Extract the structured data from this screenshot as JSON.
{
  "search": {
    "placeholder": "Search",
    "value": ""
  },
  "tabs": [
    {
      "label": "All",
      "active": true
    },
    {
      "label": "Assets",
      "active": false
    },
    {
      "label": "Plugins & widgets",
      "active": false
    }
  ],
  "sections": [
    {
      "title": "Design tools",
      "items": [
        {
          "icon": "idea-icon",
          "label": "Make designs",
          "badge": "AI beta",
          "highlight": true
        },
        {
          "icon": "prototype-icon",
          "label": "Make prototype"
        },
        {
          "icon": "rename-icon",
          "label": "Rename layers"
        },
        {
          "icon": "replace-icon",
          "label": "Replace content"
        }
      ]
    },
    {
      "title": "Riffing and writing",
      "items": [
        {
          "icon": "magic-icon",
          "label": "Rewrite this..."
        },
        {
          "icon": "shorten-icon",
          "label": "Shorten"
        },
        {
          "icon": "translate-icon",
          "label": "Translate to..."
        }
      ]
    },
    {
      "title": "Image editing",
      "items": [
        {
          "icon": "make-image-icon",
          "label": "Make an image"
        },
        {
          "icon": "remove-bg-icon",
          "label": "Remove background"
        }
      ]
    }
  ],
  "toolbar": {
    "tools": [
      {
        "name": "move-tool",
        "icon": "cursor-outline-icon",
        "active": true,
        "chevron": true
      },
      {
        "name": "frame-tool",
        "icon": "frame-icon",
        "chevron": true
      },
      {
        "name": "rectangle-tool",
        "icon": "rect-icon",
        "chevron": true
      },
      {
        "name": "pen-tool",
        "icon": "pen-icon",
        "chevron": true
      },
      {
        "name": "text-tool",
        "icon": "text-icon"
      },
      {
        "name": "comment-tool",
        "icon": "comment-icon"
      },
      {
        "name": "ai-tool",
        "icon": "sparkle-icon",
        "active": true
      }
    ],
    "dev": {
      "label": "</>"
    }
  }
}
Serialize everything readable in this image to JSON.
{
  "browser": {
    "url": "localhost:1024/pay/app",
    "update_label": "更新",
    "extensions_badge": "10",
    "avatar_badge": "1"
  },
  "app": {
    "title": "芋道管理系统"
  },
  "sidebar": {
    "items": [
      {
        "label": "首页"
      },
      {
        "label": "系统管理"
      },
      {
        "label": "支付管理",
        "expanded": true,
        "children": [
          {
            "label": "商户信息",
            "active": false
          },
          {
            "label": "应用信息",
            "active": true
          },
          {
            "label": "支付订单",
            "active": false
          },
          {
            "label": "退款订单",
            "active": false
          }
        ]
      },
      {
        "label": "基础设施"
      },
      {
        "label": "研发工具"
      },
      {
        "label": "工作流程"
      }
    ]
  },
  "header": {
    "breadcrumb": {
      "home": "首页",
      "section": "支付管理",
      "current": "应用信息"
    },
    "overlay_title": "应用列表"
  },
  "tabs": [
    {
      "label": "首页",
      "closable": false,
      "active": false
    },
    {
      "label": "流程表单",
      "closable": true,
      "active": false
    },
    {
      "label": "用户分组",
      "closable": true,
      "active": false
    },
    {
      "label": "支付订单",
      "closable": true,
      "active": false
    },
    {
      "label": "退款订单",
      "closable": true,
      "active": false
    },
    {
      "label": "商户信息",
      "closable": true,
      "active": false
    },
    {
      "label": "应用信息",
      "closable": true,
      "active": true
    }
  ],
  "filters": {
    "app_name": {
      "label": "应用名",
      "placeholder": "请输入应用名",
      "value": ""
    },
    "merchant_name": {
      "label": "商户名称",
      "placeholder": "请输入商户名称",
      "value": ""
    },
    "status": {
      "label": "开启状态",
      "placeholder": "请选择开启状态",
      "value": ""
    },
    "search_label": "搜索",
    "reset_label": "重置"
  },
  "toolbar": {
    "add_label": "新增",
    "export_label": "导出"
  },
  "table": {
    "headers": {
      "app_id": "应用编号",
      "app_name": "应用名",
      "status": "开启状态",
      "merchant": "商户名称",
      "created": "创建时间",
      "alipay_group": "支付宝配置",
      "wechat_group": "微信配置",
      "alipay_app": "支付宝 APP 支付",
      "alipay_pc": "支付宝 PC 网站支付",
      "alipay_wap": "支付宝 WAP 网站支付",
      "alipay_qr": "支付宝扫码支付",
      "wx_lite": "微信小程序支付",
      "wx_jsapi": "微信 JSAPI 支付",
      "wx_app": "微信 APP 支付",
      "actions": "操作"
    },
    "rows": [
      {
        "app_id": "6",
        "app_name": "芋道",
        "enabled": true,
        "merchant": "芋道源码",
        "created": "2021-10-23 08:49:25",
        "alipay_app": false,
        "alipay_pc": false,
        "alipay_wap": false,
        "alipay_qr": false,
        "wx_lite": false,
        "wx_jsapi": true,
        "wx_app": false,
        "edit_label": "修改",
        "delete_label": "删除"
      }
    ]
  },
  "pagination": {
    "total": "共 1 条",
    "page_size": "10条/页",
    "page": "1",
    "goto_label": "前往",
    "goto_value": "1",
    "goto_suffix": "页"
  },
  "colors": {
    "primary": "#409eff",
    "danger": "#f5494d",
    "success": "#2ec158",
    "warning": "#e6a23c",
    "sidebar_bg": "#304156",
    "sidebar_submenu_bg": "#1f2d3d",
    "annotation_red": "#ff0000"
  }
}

### Directive
Find the lines containing "网站支付" and list every one of them.

### Answer to the exercise
      "alipay_pc": "支付宝 PC 网站支付",
      "alipay_wap": "支付宝 WAP 网站支付",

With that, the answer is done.